Stated task:
Below are some entries; can you quote all of them exactly?

** Begin Provided data **

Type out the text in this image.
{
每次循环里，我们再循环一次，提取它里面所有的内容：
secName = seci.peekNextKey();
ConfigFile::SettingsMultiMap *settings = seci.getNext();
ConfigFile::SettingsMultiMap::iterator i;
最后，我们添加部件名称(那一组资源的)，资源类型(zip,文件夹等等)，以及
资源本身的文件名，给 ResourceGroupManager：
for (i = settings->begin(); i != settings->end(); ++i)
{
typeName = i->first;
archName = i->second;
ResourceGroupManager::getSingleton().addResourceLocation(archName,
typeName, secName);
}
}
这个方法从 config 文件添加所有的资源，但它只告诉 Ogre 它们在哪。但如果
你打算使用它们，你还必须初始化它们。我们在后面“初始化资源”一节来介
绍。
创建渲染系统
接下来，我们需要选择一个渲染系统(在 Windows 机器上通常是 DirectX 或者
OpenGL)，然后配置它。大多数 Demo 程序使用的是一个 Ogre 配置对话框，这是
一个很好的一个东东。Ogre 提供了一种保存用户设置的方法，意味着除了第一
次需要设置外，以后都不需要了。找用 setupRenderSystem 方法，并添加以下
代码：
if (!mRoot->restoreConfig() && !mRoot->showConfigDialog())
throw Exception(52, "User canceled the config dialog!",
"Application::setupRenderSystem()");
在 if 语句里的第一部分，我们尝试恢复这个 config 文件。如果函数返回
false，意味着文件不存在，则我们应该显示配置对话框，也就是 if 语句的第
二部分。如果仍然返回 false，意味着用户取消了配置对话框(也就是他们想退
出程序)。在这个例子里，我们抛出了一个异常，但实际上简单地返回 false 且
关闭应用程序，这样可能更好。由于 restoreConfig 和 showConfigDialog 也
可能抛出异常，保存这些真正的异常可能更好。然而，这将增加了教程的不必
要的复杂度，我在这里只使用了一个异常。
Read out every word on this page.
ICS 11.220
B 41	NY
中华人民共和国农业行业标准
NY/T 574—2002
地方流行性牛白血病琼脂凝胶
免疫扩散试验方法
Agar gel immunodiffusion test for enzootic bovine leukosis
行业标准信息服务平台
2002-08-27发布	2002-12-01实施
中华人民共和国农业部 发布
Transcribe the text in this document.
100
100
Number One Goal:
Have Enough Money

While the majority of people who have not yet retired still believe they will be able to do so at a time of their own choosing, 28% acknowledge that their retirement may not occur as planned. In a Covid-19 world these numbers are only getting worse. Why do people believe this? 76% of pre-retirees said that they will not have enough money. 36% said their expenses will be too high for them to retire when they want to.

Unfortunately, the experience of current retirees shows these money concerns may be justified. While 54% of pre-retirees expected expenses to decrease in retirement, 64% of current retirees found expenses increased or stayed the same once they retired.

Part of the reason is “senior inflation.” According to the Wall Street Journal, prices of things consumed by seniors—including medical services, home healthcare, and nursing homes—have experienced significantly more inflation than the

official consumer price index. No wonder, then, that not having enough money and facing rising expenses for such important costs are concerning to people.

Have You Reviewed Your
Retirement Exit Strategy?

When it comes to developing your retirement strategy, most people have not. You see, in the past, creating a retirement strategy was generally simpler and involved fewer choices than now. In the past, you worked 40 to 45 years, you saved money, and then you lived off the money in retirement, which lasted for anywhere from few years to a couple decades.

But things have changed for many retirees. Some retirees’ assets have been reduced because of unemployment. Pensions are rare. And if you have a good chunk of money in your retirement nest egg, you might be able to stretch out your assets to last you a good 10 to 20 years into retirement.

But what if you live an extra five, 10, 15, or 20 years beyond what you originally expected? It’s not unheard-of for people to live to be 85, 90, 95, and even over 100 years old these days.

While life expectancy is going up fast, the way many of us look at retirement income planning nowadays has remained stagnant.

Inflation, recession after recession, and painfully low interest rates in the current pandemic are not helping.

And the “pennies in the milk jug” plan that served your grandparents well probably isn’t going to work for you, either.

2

** End Provided data **

Task answer:
Type out the text in this image.
{
每次循环里，我们再循环一次，提取它里面所有的内容：
secName = seci.peekNextKey();
ConfigFile::SettingsMultiMap *settings = seci.getNext();
ConfigFile::SettingsMultiMap::iterator i;
最后，我们添加部件名称(那一组资源的)，资源类型(zip,文件夹等等)，以及
资源本身的文件名，给 ResourceGroupManager：
for (i = settings->begin(); i != settings->end(); ++i)
{
typeName = i->first;
archName = i->second;
ResourceGroupManager::getSingleton().addResourceLocation(archName,
typeName, secName);
}
}
这个方法从 config 文件添加所有的资源，但它只告诉 Ogre 它们在哪。但如果
你打算使用它们，你还必须初始化它们。我们在后面“初始化资源”一节来介
绍。
创建渲染系统
接下来，我们需要选择一个渲染系统(在 Windows 机器上通常是 DirectX 或者
OpenGL)，然后配置它。大多数 Demo 程序使用的是一个 Ogre 配置对话框，这是
一个很好的一个东东。Ogre 提供了一种保存用户设置的方法，意味着除了第一
次需要设置外，以后都不需要了。找用 setupRenderSystem 方法，并添加以下
代码：
if (!mRoot->restoreConfig() && !mRoot->showConfigDialog())
throw Exception(52, "User canceled the config dialog!",
"Application::setupRenderSystem()");
在 if 语句里的第一部分，我们尝试恢复这个 config 文件。如果函数返回
false，意味着文件不存在，则我们应该显示配置对话框，也就是 if 语句的第
二部分。如果仍然返回 false，意味着用户取消了配置对话框(也就是他们想退
出程序)。在这个例子里，我们抛出了一个异常，但实际上简单地返回 false 且
关闭应用程序，这样可能更好。由于 restoreConfig 和 showConfigDialog 也
可能抛出异常，保存这些真正的异常可能更好。然而，这将增加了教程的不必
要的复杂度，我在这里只使用了一个异常。
Read out every word on this page.
ICS 11.220
B 41	NY
中华人民共和国农业行业标准
NY/T 574—2002
地方流行性牛白血病琼脂凝胶
免疫扩散试验方法
Agar gel immunodiffusion test for enzootic bovine leukosis
行业标准信息服务平台
2002-08-27发布	2002-12-01实施
中华人民共和国农业部 发布
Transcribe the text in this document.
100
100
Number One Goal:
Have Enough Money

While the majority of people who have not yet retired still believe they will be able to do so at a time of their own choosing, 28% acknowledge that their retirement may not occur as planned. In a Covid-19 world these numbers are only getting worse. Why do people believe this? 76% of pre-retirees said that they will not have enough money. 36% said their expenses will be too high for them to retire when they want to.

Unfortunately, the experience of current retirees shows these money concerns may be justified. While 54% of pre-retirees expected expenses to decrease in retirement, 64% of current retirees found expenses increased or stayed the same once they retired.

Part of the reason is “senior inflation.” According to the Wall Street Journal, prices of things consumed by seniors—including medical services, home healthcare, and nursing homes—have experienced significantly more inflation than the

official consumer price index. No wonder, then, that not having enough money and facing rising expenses for such important costs are concerning to people.

Have You Reviewed Your
Retirement Exit Strategy?

When it comes to developing your retirement strategy, most people have not. You see, in the past, creating a retirement strategy was generally simpler and involved fewer choices than now. In the past, you worked 40 to 45 years, you saved money, and then you lived off the money in retirement, which lasted for anywhere from few years to a couple decades.

But things have changed for many retirees. Some retirees’ assets have been reduced because of unemployment. Pensions are rare. And if you have a good chunk of money in your retirement nest egg, you might be able to stretch out your assets to last you a good 10 to 20 years into retirement.

But what if you live an extra five, 10, 15, or 20 years beyond what you originally expected? It’s not unheard-of for people to live to be 85, 90, 95, and even over 100 years old these days.

While life expectancy is going up fast, the way many of us look at retirement income planning nowadays has remained stagnant.

Inflation, recession after recession, and painfully low interest rates in the current pandemic are not helping.

And the “pennies in the milk jug” plan that served your grandparents well probably isn’t going to work for you, either.

2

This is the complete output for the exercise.